[Data records]
·····
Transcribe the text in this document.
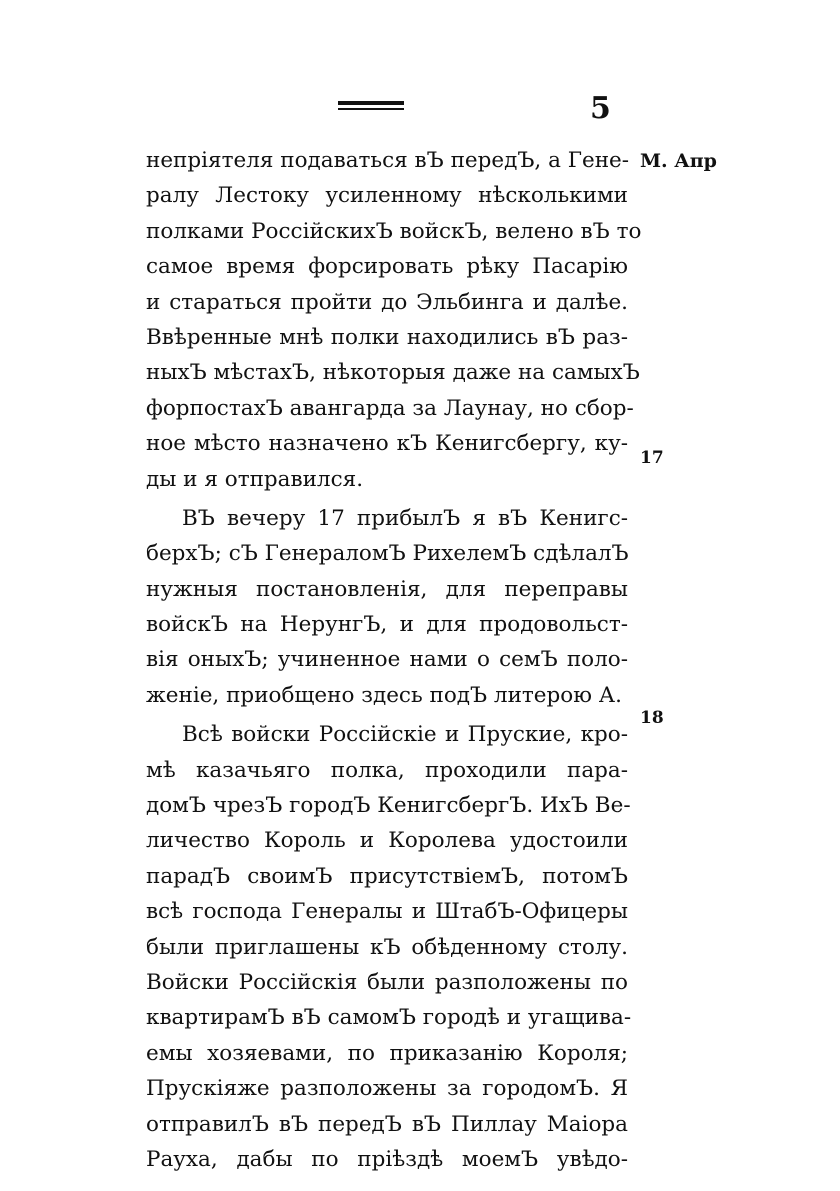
5
М. Апр
17
18
непріятеля подаваться вЪ передЪ, а Гене-
ралу Лестоку усиленному нѣсколькими
полками РоссійскихЪ войскЪ, велено вЪ то
самое время форсировать рѣку Пасарію
и стараться пройти до Эльбинга и далѣе.
Ввѣренные мнѣ полки находились вЪ раз-
ныхЪ мѣстахЪ, нѣкоторыя даже на самыхЪ
форпостахЪ авангарда за Лаунау, но сбор-
ное мѣсто назначено кЪ Кенигсбергу, ку-
ды и я отправился.
ВЪ вечеру 17 прибылЪ я вЪ Кенигс-
берхЪ; сЪ ГенераломЪ РихелемЪ сдѣлалЪ
нужныя постановленія, для переправы
войскЪ на НерунгЪ, и для продовольст-
вія оныхЪ; учиненное нами о семЪ поло-
женіе, приобщено здесь подЪ литерою А.
Всѣ войски Россійскіе и Пруские, кро-
мѣ казачьяго полка, проходили пара-
домЪ чрезЪ городЪ КенигсбергЪ. ИхЪ Ве-
личество Король и Королева удостоили
парадЪ своимЪ присутствіемЪ, потомЪ
всѣ господа Генералы и ШтабЪ-Офицеры
были приглашены кЪ обѣденному столу.
Войски Россійскія были разположены по
квартирамЪ вЪ самомЪ городѣ и угащива-
емы хозяевами, по приказанію Короля;
Прускіяже разположены за городомЪ. Я
отправилЪ вЪ передЪ вЪ Пиллау Маіора
Рауха, дабы по пріѣздѣ моемЪ увѣдо-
·····
> _Aim_:
Repeat the data above exactly, but not the pictures.

> _Result for this task_:
Transcribe the text in this document.
5
М. Апр
17
18
непріятеля подаваться вЪ передЪ, а Гене-
ралу Лестоку усиленному нѣсколькими
полками РоссійскихЪ войскЪ, велено вЪ то
самое время форсировать рѣку Пасарію
и стараться пройти до Эльбинга и далѣе.
Ввѣренные мнѣ полки находились вЪ раз-
ныхЪ мѣстахЪ, нѣкоторыя даже на самыхЪ
форпостахЪ авангарда за Лаунау, но сбор-
ное мѣсто назначено кЪ Кенигсбергу, ку-
ды и я отправился.
ВЪ вечеру 17 прибылЪ я вЪ Кенигс-
берхЪ; сЪ ГенераломЪ РихелемЪ сдѣлалЪ
нужныя постановленія, для переправы
войскЪ на НерунгЪ, и для продовольст-
вія оныхЪ; учиненное нами о семЪ поло-
женіе, приобщено здесь подЪ литерою А.
Всѣ войски Россійскіе и Пруские, кро-
мѣ казачьяго полка, проходили пара-
домЪ чрезЪ городЪ КенигсбергЪ. ИхЪ Ве-
личество Король и Королева удостоили
парадЪ своимЪ присутствіемЪ, потомЪ
всѣ господа Генералы и ШтабЪ-Офицеры
были приглашены кЪ обѣденному столу.
Войски Россійскія были разположены по
квартирамЪ вЪ самомЪ городѣ и угащива-
емы хозяевами, по приказанію Короля;
Прускіяже разположены за городомЪ. Я
отправилЪ вЪ передЪ вЪ Пиллау Маіора
Рауха, дабы по пріѣздѣ моемЪ увѣдо-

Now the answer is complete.